Stored items
___
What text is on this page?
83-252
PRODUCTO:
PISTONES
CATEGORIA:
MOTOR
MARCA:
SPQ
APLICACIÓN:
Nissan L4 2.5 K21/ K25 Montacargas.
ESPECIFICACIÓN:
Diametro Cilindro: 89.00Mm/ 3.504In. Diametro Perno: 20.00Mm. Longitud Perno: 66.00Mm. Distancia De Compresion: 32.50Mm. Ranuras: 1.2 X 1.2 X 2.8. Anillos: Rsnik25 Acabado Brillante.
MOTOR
___
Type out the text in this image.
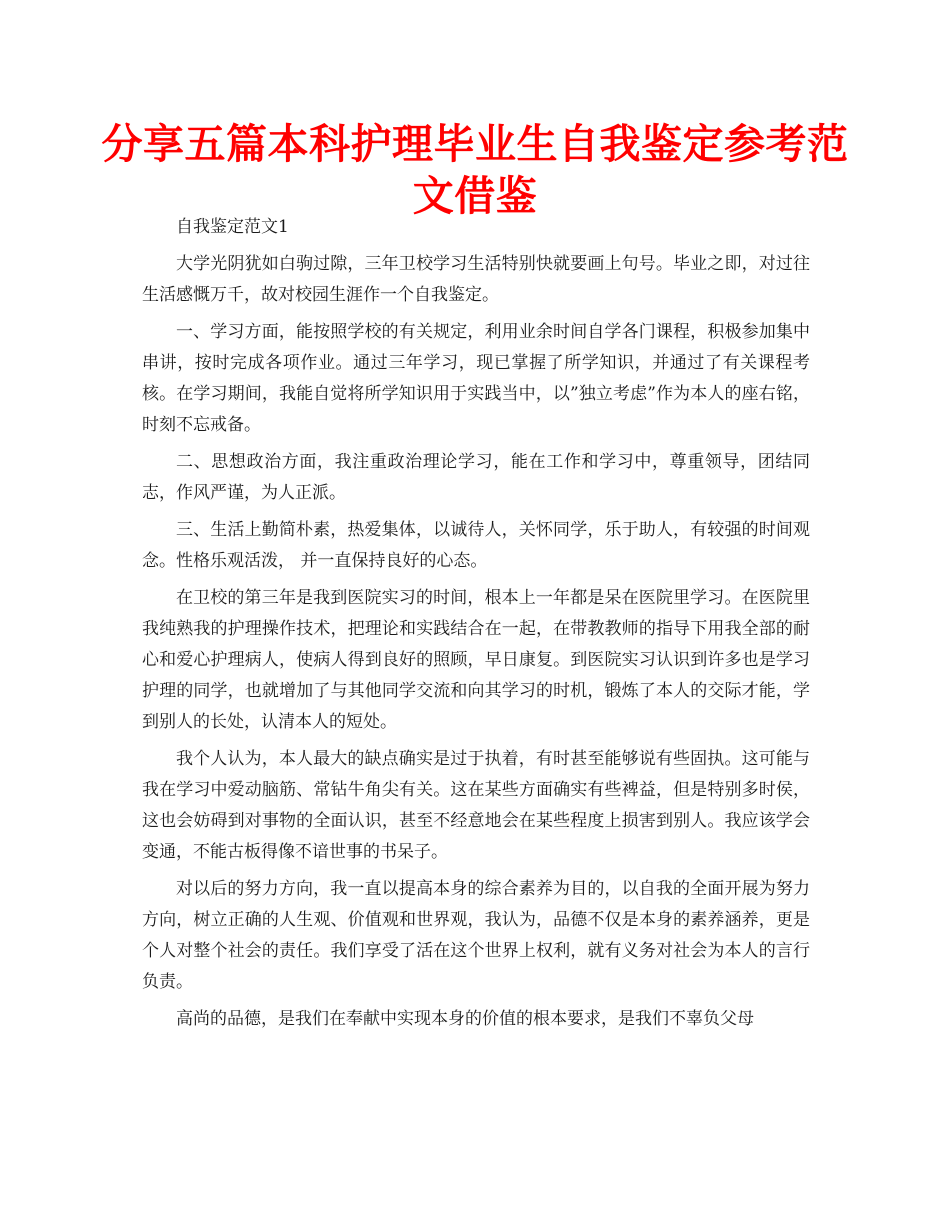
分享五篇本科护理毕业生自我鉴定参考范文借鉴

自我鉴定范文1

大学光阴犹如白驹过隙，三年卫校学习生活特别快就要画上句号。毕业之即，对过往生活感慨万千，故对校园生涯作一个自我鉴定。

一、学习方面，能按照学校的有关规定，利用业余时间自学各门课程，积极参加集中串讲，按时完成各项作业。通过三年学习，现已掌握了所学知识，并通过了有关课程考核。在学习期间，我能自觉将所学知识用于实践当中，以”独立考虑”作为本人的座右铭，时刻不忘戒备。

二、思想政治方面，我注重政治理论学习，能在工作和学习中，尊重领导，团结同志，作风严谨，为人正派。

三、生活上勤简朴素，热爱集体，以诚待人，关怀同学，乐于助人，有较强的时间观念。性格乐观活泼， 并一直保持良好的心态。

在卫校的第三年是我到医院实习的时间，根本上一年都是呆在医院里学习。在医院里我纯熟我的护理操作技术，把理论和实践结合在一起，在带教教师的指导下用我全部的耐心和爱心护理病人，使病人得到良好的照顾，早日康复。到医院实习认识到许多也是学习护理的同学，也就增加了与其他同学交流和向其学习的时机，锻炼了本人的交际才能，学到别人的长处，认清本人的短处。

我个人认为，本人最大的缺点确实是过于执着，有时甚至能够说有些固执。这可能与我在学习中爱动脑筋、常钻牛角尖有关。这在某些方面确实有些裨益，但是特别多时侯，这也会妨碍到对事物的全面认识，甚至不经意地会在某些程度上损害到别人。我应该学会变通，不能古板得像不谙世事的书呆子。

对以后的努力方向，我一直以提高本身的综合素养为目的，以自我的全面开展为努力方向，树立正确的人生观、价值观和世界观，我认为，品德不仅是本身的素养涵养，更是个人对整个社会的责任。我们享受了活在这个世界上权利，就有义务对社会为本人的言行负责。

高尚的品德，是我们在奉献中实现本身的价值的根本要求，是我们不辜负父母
___
Copy all lines from the material that hold "text".

■ Full response:
What text is on this page?
Type out the text in this image.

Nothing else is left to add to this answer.